## TASK DIRECTIONS:
Output every record word for word.

++++++++

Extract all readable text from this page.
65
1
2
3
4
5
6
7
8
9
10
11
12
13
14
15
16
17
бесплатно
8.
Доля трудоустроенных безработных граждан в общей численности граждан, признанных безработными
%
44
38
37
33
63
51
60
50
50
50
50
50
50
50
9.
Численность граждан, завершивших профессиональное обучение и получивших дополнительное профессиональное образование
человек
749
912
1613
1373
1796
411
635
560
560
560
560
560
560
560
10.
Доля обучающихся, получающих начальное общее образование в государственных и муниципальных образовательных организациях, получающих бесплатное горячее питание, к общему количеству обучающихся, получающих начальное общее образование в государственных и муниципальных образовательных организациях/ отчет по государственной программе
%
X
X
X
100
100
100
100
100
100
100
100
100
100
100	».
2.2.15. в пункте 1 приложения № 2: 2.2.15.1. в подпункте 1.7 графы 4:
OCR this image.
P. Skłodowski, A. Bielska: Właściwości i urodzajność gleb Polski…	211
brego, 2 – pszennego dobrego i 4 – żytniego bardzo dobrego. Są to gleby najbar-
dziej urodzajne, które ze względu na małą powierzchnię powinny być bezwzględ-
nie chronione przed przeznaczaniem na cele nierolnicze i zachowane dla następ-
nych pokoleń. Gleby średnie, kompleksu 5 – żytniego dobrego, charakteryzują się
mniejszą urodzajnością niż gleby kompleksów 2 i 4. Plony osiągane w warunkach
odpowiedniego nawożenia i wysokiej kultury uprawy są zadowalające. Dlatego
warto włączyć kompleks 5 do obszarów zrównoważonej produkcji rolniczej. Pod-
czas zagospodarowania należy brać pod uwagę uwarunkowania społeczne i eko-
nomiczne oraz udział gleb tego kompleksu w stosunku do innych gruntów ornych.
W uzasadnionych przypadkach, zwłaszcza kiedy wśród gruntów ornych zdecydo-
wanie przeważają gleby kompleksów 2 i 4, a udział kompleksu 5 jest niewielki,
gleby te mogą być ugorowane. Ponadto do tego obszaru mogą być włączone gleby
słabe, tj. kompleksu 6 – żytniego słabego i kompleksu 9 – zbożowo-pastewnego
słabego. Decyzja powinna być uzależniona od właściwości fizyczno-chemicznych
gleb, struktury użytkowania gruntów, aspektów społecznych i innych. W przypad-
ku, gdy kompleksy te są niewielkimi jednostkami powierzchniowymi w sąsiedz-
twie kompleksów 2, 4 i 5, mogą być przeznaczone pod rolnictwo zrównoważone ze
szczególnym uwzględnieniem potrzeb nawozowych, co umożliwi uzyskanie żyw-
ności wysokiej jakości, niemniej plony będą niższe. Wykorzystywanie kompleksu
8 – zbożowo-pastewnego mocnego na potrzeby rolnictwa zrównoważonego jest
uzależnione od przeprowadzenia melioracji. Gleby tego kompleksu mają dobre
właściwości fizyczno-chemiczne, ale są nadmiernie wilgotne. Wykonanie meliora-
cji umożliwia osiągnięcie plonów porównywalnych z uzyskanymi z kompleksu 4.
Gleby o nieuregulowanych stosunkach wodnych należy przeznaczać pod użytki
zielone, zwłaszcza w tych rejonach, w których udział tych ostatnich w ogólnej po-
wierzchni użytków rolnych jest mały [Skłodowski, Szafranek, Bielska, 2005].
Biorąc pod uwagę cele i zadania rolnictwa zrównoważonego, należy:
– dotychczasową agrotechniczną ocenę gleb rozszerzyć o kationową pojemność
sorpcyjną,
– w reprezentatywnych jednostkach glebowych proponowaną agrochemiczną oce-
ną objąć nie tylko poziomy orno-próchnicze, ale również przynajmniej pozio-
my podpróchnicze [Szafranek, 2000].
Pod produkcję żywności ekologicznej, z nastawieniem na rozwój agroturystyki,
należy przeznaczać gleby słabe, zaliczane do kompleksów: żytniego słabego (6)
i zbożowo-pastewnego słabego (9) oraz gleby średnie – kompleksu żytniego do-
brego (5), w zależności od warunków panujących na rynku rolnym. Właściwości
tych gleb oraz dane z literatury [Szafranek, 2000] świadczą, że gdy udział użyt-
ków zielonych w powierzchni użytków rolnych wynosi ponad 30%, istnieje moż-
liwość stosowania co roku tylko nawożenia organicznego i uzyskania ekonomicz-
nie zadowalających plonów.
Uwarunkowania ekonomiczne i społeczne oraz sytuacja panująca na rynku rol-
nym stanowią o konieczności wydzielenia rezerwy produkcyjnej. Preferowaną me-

++++++++

## THE REPLY:
Extract all readable text from this page.
65
1
2
3
4
5
6
7
8
9
10
11
12
13
14
15
16
17
бесплатно
8.
Доля трудоустроенных безработных граждан в общей численности граждан, признанных безработными
%
44
38
37
33
63
51
60
50
50
50
50
50
50
50
9.
Численность граждан, завершивших профессиональное обучение и получивших дополнительное профессиональное образование
человек
749
912
1613
1373
1796
411
635
560
560
560
560
560
560
560
10.
Доля обучающихся, получающих начальное общее образование в государственных и муниципальных образовательных организациях, получающих бесплатное горячее питание, к общему количеству обучающихся, получающих начальное общее образование в государственных и муниципальных образовательных организациях/ отчет по государственной программе
%
X
X
X
100
100
100
100
100
100
100
100
100
100
100	».
2.2.15. в пункте 1 приложения № 2: 2.2.15.1. в подпункте 1.7 графы 4:
OCR this image.
P. Skłodowski, A. Bielska: Właściwości i urodzajność gleb Polski…	211
brego, 2 – pszennego dobrego i 4 – żytniego bardzo dobrego. Są to gleby najbar-
dziej urodzajne, które ze względu na małą powierzchnię powinny być bezwzględ-
nie chronione przed przeznaczaniem na cele nierolnicze i zachowane dla następ-
nych pokoleń. Gleby średnie, kompleksu 5 – żytniego dobrego, charakteryzują się
mniejszą urodzajnością niż gleby kompleksów 2 i 4. Plony osiągane w warunkach
odpowiedniego nawożenia i wysokiej kultury uprawy są zadowalające. Dlatego
warto włączyć kompleks 5 do obszarów zrównoważonej produkcji rolniczej. Pod-
czas zagospodarowania należy brać pod uwagę uwarunkowania społeczne i eko-
nomiczne oraz udział gleb tego kompleksu w stosunku do innych gruntów ornych.
W uzasadnionych przypadkach, zwłaszcza kiedy wśród gruntów ornych zdecydo-
wanie przeważają gleby kompleksów 2 i 4, a udział kompleksu 5 jest niewielki,
gleby te mogą być ugorowane. Ponadto do tego obszaru mogą być włączone gleby
słabe, tj. kompleksu 6 – żytniego słabego i kompleksu 9 – zbożowo-pastewnego
słabego. Decyzja powinna być uzależniona od właściwości fizyczno-chemicznych
gleb, struktury użytkowania gruntów, aspektów społecznych i innych. W przypad-
ku, gdy kompleksy te są niewielkimi jednostkami powierzchniowymi w sąsiedz-
twie kompleksów 2, 4 i 5, mogą być przeznaczone pod rolnictwo zrównoważone ze
szczególnym uwzględnieniem potrzeb nawozowych, co umożliwi uzyskanie żyw-
ności wysokiej jakości, niemniej plony będą niższe. Wykorzystywanie kompleksu
8 – zbożowo-pastewnego mocnego na potrzeby rolnictwa zrównoważonego jest
uzależnione od przeprowadzenia melioracji. Gleby tego kompleksu mają dobre
właściwości fizyczno-chemiczne, ale są nadmiernie wilgotne. Wykonanie meliora-
cji umożliwia osiągnięcie plonów porównywalnych z uzyskanymi z kompleksu 4.
Gleby o nieuregulowanych stosunkach wodnych należy przeznaczać pod użytki
zielone, zwłaszcza w tych rejonach, w których udział tych ostatnich w ogólnej po-
wierzchni użytków rolnych jest mały [Skłodowski, Szafranek, Bielska, 2005].
Biorąc pod uwagę cele i zadania rolnictwa zrównoważonego, należy:
– dotychczasową agrotechniczną ocenę gleb rozszerzyć o kationową pojemność
sorpcyjną,
– w reprezentatywnych jednostkach glebowych proponowaną agrochemiczną oce-
ną objąć nie tylko poziomy orno-próchnicze, ale również przynajmniej pozio-
my podpróchnicze [Szafranek, 2000].
Pod produkcję żywności ekologicznej, z nastawieniem na rozwój agroturystyki,
należy przeznaczać gleby słabe, zaliczane do kompleksów: żytniego słabego (6)
i zbożowo-pastewnego słabego (9) oraz gleby średnie – kompleksu żytniego do-
brego (5), w zależności od warunków panujących na rynku rolnym. Właściwości
tych gleb oraz dane z literatury [Szafranek, 2000] świadczą, że gdy udział użyt-
ków zielonych w powierzchni użytków rolnych wynosi ponad 30%, istnieje moż-
liwość stosowania co roku tylko nawożenia organicznego i uzyskania ekonomicz-
nie zadowalających plonów.
Uwarunkowania ekonomiczne i społeczne oraz sytuacja panująca na rynku rol-
nym stanowią o konieczności wydzielenia rezerwy produkcyjnej. Preferowaną me-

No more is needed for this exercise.